= Supplied material =

--- start ---

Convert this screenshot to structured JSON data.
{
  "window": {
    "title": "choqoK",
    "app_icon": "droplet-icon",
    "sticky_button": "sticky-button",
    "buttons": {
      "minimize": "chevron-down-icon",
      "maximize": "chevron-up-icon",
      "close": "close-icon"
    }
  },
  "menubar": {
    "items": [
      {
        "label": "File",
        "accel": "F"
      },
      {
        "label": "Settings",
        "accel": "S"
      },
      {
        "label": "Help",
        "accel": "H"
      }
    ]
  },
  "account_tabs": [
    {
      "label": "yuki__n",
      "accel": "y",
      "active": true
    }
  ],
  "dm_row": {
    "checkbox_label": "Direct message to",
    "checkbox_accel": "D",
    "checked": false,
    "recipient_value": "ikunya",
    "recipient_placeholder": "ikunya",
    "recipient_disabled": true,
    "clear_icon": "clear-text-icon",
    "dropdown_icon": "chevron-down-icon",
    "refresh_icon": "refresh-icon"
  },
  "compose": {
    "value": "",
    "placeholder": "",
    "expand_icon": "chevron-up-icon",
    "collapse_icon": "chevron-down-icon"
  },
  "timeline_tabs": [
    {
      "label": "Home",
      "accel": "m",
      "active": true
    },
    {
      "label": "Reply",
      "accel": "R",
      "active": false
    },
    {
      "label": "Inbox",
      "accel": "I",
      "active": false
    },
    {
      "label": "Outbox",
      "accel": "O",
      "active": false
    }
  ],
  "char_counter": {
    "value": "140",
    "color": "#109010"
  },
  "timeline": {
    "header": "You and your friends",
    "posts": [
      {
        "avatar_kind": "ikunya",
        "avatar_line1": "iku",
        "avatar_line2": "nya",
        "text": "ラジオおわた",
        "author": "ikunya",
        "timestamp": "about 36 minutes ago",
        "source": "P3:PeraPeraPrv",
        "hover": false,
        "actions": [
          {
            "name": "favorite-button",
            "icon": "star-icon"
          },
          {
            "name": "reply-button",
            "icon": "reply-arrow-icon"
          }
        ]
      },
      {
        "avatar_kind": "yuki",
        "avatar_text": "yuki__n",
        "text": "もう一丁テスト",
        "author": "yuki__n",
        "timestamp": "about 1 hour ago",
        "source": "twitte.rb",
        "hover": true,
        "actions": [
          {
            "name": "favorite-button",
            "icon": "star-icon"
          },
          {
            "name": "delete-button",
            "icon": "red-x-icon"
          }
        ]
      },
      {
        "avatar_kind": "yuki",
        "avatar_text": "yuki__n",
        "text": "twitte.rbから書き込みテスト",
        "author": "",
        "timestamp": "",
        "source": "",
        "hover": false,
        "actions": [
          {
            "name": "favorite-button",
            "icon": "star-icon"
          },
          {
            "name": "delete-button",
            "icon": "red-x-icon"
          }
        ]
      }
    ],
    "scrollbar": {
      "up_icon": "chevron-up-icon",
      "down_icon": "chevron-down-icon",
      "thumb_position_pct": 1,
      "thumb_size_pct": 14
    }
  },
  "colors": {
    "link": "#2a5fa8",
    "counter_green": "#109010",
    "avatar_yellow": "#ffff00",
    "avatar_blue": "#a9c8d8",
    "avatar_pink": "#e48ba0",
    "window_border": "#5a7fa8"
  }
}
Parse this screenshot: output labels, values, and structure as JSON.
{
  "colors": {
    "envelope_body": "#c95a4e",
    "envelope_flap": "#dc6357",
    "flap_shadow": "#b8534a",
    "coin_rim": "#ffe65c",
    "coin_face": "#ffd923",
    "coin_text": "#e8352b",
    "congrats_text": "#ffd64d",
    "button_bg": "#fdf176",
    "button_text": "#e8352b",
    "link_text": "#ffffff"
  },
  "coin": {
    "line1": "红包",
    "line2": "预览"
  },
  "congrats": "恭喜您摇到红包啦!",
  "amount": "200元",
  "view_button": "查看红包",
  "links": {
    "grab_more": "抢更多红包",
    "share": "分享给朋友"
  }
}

--- end ---

The required output is the span of lines from the one containing "Parse this screenshot: output" to the last line, reproduced character for character.

Parse this screenshot: output labels, values, and structure as JSON.
{
  "colors": {
    "envelope_body": "#c95a4e",
    "envelope_flap": "#dc6357",
    "flap_shadow": "#b8534a",
    "coin_rim": "#ffe65c",
    "coin_face": "#ffd923",
    "coin_text": "#e8352b",
    "congrats_text": "#ffd64d",
    "button_bg": "#fdf176",
    "button_text": "#e8352b",
    "link_text": "#ffffff"
  },
  "coin": {
    "line1": "红包",
    "line2": "预览"
  },
  "congrats": "恭喜您摇到红包啦!",
  "amount": "200元",
  "view_button": "查看红包",
  "links": {
    "grab_more": "抢更多红包",
    "share": "分享给朋友"
  }
}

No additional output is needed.